Part of a data file:
——

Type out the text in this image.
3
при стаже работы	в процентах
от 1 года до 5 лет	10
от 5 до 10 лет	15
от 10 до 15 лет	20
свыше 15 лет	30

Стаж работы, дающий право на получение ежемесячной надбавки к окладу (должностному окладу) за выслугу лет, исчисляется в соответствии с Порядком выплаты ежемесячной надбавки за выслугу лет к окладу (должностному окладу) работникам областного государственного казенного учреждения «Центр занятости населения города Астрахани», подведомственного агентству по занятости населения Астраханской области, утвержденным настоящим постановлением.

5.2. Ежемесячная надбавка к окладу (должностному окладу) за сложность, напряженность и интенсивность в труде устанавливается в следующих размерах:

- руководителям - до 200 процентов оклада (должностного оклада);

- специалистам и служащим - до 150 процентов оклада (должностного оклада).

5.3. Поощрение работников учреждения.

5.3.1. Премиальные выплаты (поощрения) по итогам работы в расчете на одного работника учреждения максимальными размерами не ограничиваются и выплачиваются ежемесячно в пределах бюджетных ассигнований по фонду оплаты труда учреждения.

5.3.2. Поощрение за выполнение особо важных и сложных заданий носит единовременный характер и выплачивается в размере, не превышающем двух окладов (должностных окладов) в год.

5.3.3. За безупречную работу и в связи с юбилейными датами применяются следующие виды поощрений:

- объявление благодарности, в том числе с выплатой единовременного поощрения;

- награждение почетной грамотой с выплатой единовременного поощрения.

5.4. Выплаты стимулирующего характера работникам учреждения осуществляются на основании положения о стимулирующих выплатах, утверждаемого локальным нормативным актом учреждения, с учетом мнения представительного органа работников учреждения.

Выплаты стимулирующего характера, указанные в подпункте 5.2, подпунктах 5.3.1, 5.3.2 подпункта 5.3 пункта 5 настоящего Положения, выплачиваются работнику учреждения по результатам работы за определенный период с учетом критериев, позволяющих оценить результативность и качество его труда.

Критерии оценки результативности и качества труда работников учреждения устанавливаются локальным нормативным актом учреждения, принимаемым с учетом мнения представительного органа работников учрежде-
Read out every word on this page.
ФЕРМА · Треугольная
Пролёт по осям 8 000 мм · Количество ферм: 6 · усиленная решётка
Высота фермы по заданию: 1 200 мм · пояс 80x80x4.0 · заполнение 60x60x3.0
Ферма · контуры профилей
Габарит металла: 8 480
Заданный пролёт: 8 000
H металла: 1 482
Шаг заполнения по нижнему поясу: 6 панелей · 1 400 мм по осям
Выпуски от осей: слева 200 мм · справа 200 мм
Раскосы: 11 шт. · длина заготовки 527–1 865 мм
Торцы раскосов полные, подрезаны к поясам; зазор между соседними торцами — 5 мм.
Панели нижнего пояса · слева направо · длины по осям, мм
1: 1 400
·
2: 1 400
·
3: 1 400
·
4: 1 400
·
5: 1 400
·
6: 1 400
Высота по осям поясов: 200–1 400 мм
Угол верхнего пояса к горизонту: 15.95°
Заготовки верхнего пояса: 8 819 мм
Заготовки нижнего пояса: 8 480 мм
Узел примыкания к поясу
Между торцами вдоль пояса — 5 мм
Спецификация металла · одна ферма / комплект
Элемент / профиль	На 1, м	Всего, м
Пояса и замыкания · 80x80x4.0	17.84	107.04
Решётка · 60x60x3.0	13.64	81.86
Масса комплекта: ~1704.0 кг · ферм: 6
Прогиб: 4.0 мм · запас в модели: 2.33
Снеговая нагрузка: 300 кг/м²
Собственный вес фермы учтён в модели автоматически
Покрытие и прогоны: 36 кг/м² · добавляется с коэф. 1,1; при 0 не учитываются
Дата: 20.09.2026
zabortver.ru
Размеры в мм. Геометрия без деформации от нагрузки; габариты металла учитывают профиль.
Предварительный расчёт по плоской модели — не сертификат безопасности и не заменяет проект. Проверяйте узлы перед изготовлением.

——

## GIVEN TASK
Retype nothing except the lines from the line holding "Read out every word on this page." through the last line of the entries, both included.

## RESPONSE TO THE EXERCISE
Read out every word on this page.
ФЕРМА · Треугольная
Пролёт по осям 8 000 мм · Количество ферм: 6 · усиленная решётка
Высота фермы по заданию: 1 200 мм · пояс 80x80x4.0 · заполнение 60x60x3.0
Ферма · контуры профилей
Габарит металла: 8 480
Заданный пролёт: 8 000
H металла: 1 482
Шаг заполнения по нижнему поясу: 6 панелей · 1 400 мм по осям
Выпуски от осей: слева 200 мм · справа 200 мм
Раскосы: 11 шт. · длина заготовки 527–1 865 мм
Торцы раскосов полные, подрезаны к поясам; зазор между соседними торцами — 5 мм.
Панели нижнего пояса · слева направо · длины по осям, мм
1: 1 400
·
2: 1 400
·
3: 1 400
·
4: 1 400
·
5: 1 400
·
6: 1 400
Высота по осям поясов: 200–1 400 мм
Угол верхнего пояса к горизонту: 15.95°
Заготовки верхнего пояса: 8 819 мм
Заготовки нижнего пояса: 8 480 мм
Узел примыкания к поясу
Между торцами вдоль пояса — 5 мм
Спецификация металла · одна ферма / комплект
Элемент / профиль	На 1, м	Всего, м
Пояса и замыкания · 80x80x4.0	17.84	107.04
Решётка · 60x60x3.0	13.64	81.86
Масса комплекта: ~1704.0 кг · ферм: 6
Прогиб: 4.0 мм · запас в модели: 2.33
Снеговая нагрузка: 300 кг/м²
Собственный вес фермы учтён в модели автоматически
Покрытие и прогоны: 36 кг/м² · добавляется с коэф. 1,1; при 0 не учитываются
Дата: 20.09.2026
zabortver.ru
Размеры в мм. Геометрия без деформации от нагрузки; габариты металла учитывают профиль.
Предварительный расчёт по плоской модели — не сертификат безопасности и не заменяет проект. Проверяйте узлы перед изготовлением.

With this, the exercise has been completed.